## MATERIAL PROVIDED
▼
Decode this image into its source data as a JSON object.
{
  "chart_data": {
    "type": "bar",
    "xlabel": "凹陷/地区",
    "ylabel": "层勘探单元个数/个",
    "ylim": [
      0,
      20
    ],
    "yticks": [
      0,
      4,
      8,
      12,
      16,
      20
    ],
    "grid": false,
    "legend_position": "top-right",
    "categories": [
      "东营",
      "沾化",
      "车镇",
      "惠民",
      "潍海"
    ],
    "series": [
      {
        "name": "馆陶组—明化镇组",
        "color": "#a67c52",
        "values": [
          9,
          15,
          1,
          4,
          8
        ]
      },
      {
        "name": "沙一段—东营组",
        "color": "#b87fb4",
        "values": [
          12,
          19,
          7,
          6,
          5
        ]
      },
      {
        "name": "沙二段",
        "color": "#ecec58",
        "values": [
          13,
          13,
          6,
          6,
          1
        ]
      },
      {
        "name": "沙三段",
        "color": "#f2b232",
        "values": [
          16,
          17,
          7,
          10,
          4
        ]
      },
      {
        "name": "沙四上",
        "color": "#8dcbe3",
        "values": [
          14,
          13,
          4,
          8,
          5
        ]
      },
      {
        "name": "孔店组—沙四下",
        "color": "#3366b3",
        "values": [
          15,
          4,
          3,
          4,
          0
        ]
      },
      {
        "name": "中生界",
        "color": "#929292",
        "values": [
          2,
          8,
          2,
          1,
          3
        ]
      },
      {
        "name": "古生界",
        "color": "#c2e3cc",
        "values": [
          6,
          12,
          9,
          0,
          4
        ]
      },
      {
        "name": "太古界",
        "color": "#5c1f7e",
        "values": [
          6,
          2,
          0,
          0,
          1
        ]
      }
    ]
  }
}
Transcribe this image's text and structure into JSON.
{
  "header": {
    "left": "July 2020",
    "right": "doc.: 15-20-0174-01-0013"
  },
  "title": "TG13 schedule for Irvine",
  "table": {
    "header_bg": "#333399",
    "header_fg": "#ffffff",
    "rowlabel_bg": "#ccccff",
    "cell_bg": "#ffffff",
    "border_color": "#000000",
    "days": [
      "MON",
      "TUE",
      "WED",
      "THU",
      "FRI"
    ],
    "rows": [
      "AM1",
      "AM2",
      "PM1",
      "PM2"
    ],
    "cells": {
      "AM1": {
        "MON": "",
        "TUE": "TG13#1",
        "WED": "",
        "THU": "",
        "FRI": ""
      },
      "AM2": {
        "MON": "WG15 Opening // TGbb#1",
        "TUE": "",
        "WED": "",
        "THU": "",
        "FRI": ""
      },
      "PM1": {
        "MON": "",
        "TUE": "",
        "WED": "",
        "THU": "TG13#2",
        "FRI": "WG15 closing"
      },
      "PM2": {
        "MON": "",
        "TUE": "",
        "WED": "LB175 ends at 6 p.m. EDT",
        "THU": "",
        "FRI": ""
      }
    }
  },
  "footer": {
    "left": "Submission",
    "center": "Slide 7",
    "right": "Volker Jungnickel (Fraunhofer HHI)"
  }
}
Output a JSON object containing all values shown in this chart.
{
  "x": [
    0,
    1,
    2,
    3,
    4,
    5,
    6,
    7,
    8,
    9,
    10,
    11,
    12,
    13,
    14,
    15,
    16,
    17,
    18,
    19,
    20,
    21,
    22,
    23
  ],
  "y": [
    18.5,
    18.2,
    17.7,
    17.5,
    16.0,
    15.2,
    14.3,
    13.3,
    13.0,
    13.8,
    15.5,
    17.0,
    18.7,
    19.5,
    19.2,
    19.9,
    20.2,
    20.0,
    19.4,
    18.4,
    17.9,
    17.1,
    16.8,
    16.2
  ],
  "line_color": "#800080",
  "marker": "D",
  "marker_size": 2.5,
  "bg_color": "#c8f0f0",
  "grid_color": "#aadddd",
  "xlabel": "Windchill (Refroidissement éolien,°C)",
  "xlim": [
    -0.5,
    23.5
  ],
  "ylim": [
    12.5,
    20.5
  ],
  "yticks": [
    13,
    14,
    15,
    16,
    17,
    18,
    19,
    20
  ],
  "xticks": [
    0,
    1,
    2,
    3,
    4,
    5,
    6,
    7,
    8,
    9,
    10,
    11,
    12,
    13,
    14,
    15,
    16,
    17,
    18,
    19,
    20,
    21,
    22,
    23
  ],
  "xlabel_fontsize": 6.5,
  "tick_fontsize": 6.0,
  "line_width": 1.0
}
▲
## GIVEN REQUEST
Extract every line from the one with "Output a JSON" down to the final line above, both included, exactly as written.

## SOLVED PROBLEM
Output a JSON object containing all values shown in this chart.
{
  "x": [
    0,
    1,
    2,
    3,
    4,
    5,
    6,
    7,
    8,
    9,
    10,
    11,
    12,
    13,
    14,
    15,
    16,
    17,
    18,
    19,
    20,
    21,
    22,
    23
  ],
  "y": [
    18.5,
    18.2,
    17.7,
    17.5,
    16.0,
    15.2,
    14.3,
    13.3,
    13.0,
    13.8,
    15.5,
    17.0,
    18.7,
    19.5,
    19.2,
    19.9,
    20.2,
    20.0,
    19.4,
    18.4,
    17.9,
    17.1,
    16.8,
    16.2
  ],
  "line_color": "#800080",
  "marker": "D",
  "marker_size": 2.5,
  "bg_color": "#c8f0f0",
  "grid_color": "#aadddd",
  "xlabel": "Windchill (Refroidissement éolien,°C)",
  "xlim": [
    -0.5,
    23.5
  ],
  "ylim": [
    12.5,
    20.5
  ],
  "yticks": [
    13,
    14,
    15,
    16,
    17,
    18,
    19,
    20
  ],
  "xticks": [
    0,
    1,
    2,
    3,
    4,
    5,
    6,
    7,
    8,
    9,
    10,
    11,
    12,
    13,
    14,
    15,
    16,
    17,
    18,
    19,
    20,
    21,
    22,
    23
  ],
  "xlabel_fontsize": 6.5,
  "tick_fontsize": 6.0,
  "line_width": 1.0
}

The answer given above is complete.